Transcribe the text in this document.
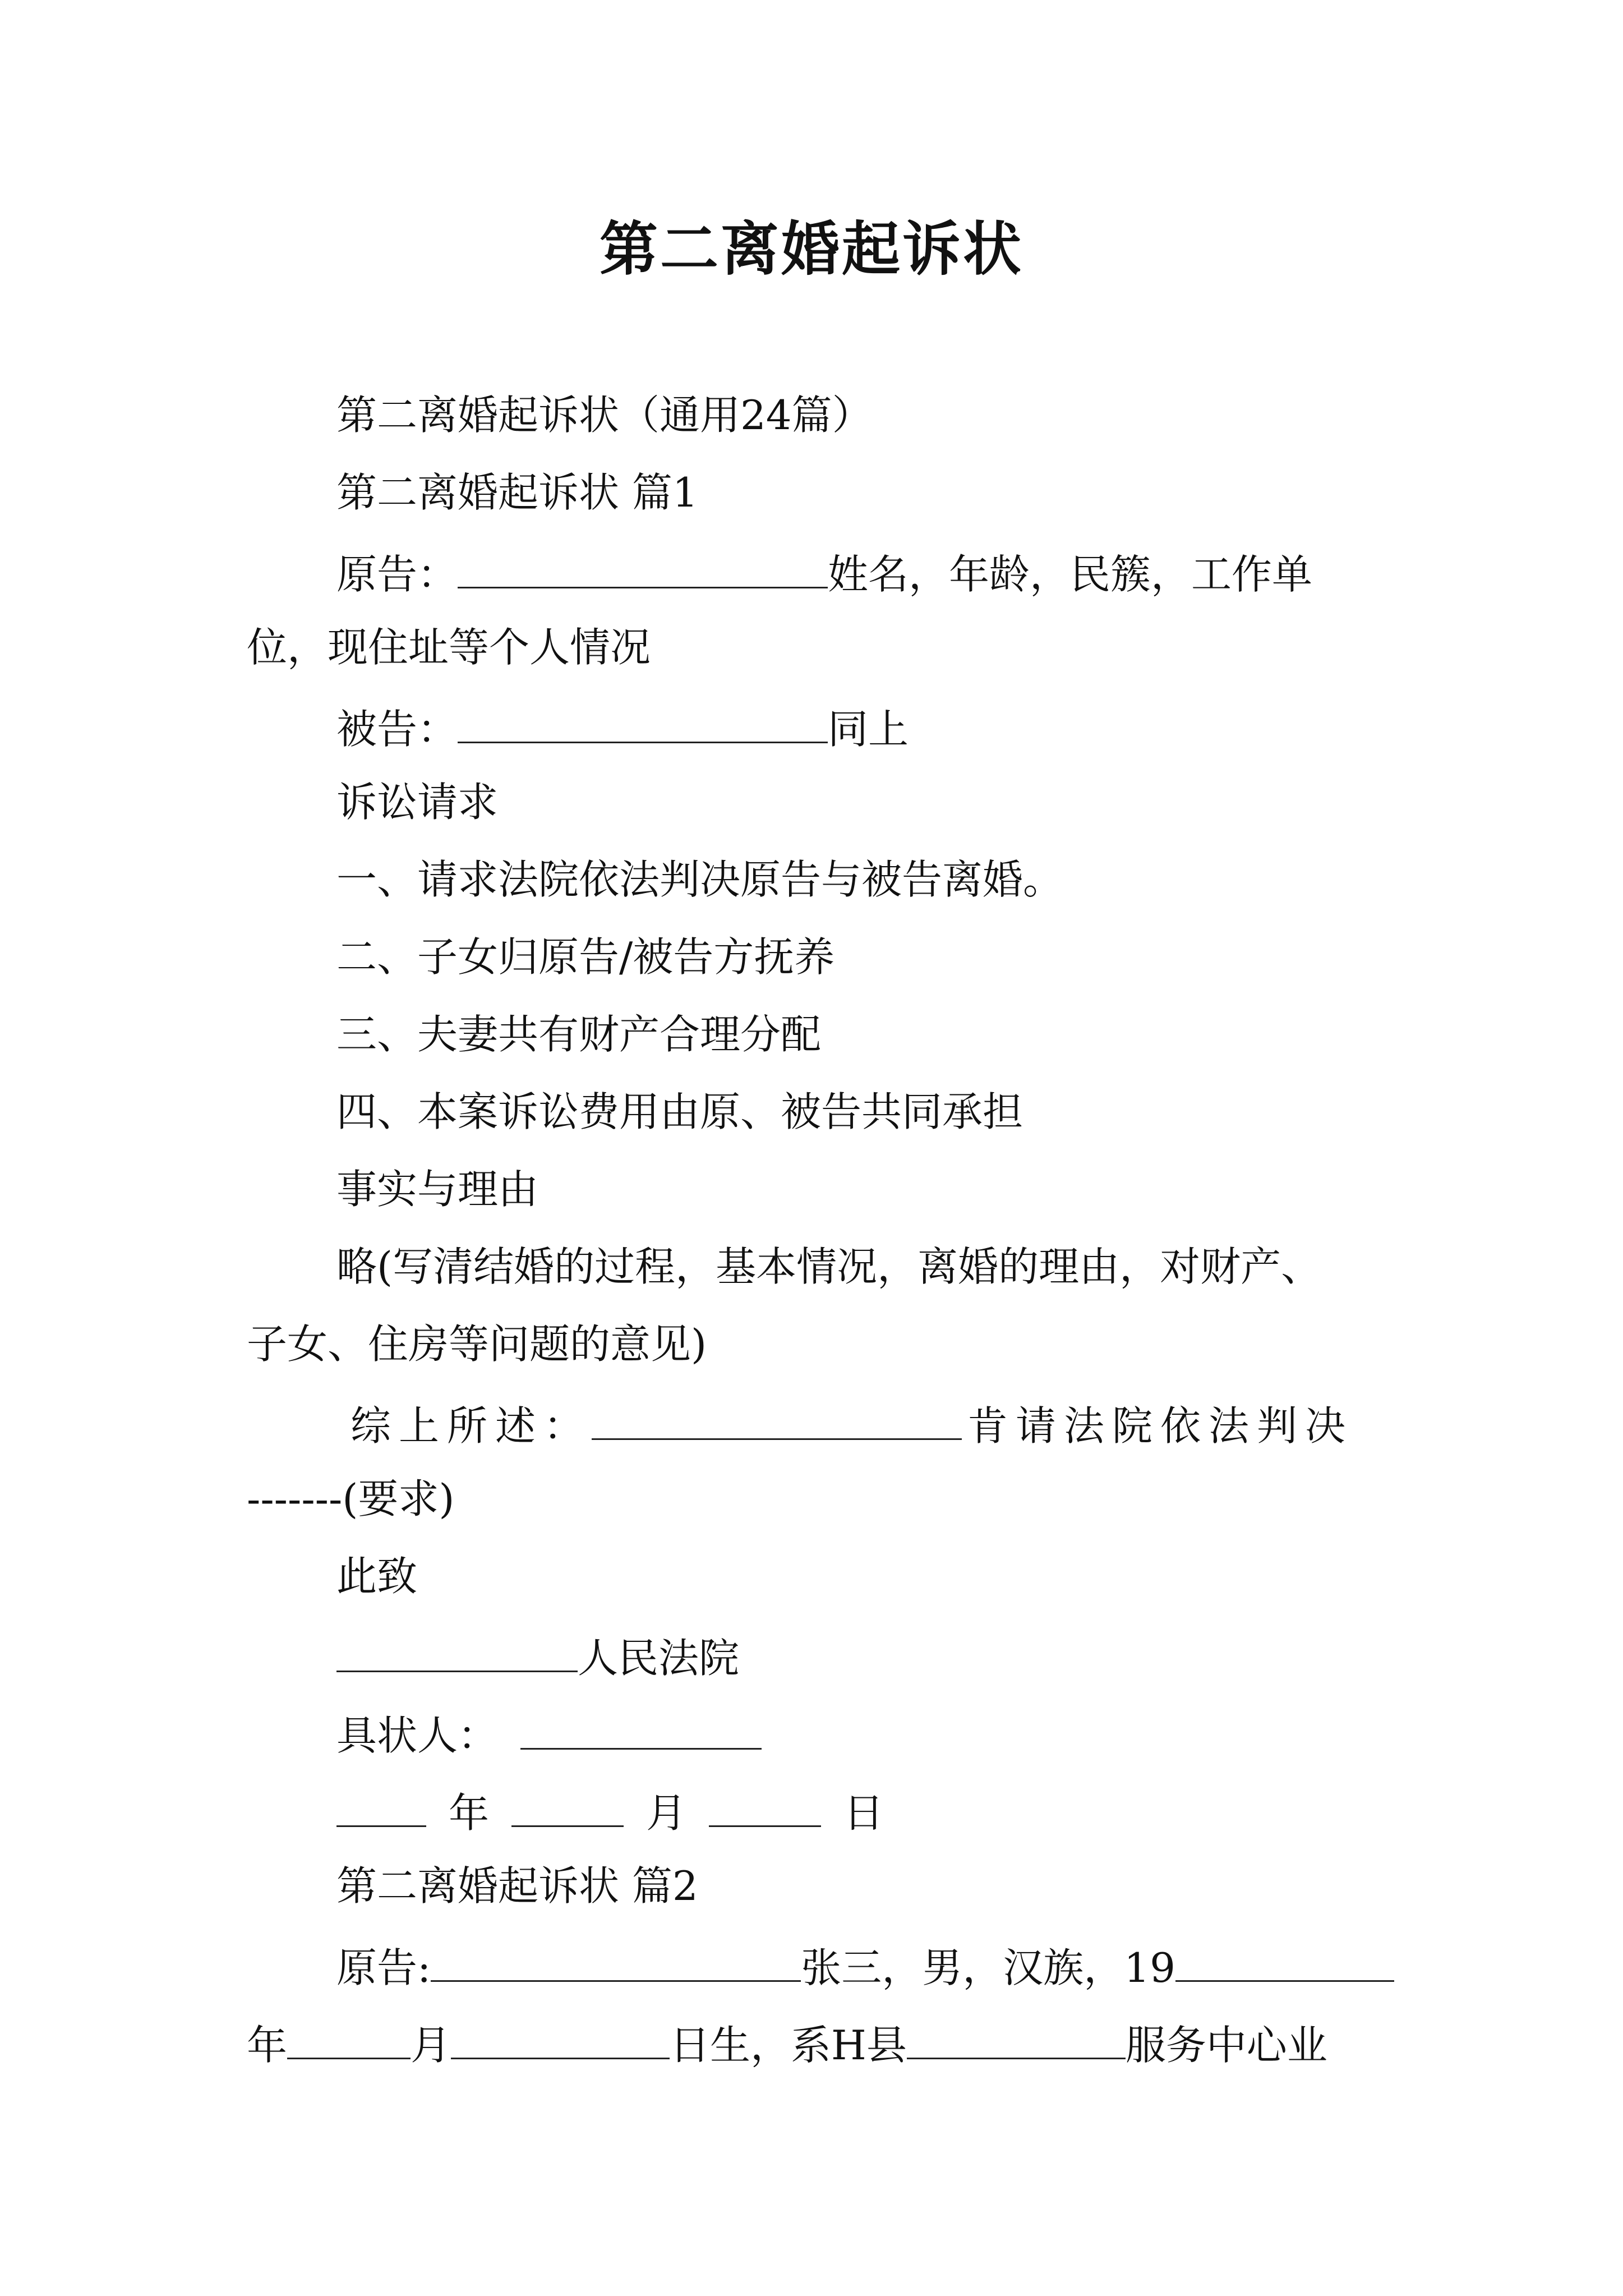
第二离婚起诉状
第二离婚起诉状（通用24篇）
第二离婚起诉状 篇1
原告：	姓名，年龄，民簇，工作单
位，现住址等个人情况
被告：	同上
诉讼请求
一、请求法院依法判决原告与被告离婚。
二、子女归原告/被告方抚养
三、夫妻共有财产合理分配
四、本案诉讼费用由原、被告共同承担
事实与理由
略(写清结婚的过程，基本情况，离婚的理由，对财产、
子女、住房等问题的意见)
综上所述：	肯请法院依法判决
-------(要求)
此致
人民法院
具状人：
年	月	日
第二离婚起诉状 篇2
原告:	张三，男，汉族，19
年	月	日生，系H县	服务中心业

* * *

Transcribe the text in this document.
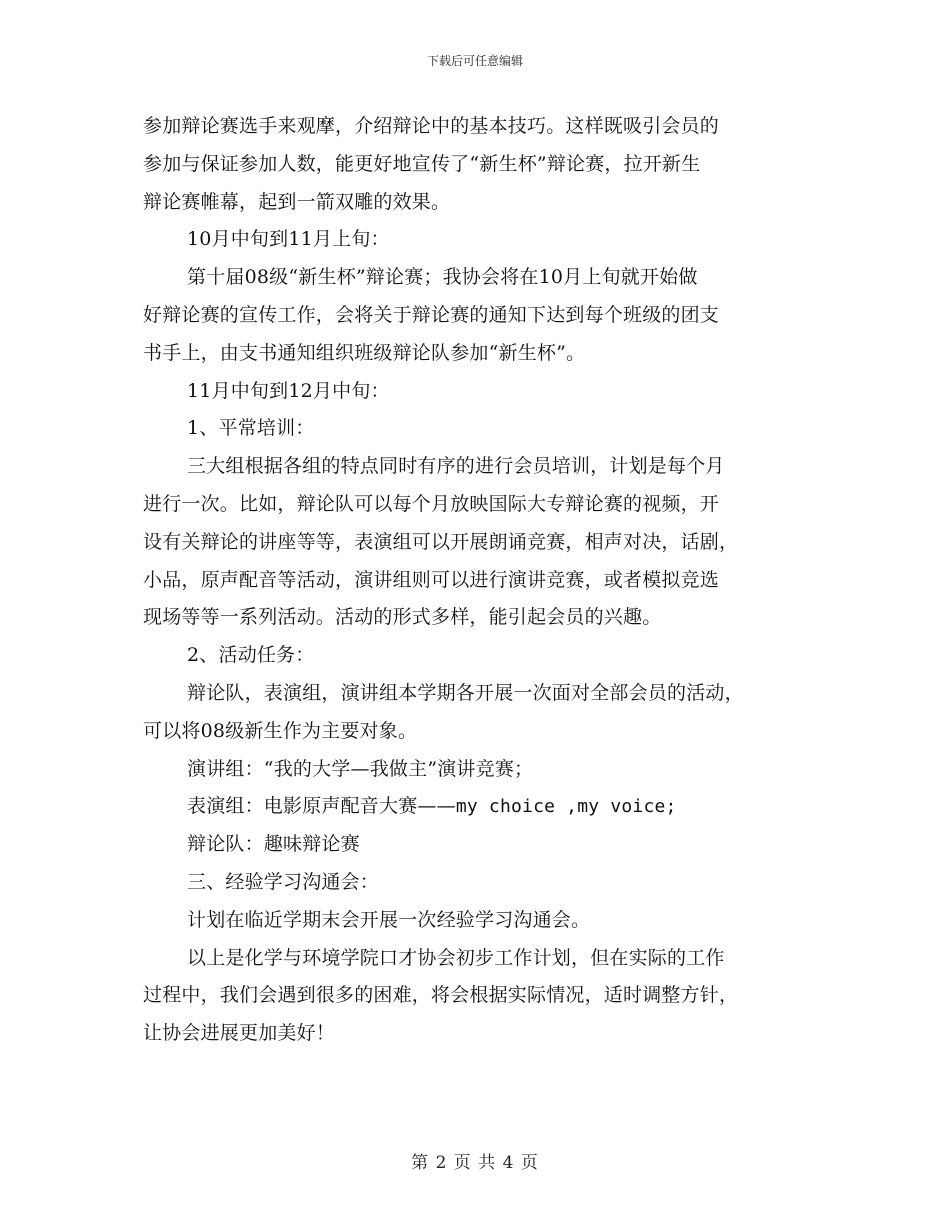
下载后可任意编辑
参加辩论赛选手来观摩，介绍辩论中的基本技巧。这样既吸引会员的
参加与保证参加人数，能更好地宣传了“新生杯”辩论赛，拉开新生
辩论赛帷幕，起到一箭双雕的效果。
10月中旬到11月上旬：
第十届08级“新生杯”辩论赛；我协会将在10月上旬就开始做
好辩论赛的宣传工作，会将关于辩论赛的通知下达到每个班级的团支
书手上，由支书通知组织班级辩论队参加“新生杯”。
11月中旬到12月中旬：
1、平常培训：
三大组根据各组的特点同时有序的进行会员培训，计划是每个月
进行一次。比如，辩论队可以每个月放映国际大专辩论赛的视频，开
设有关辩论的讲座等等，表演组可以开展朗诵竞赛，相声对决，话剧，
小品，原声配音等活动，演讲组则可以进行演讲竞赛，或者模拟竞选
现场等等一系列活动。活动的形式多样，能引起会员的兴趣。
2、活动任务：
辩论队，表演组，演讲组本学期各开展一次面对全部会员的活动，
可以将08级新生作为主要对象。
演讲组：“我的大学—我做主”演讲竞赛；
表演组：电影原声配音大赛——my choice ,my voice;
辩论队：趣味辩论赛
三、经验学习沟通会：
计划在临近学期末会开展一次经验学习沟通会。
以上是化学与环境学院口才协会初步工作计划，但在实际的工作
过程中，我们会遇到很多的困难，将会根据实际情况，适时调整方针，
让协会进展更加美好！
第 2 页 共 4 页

* [Direction] In the entries above, find every line holding the word "第二离婚起诉状" and copy it out.

* [Written reply]
第二离婚起诉状
第二离婚起诉状（通用24篇）
第二离婚起诉状 篇1
第二离婚起诉状 篇2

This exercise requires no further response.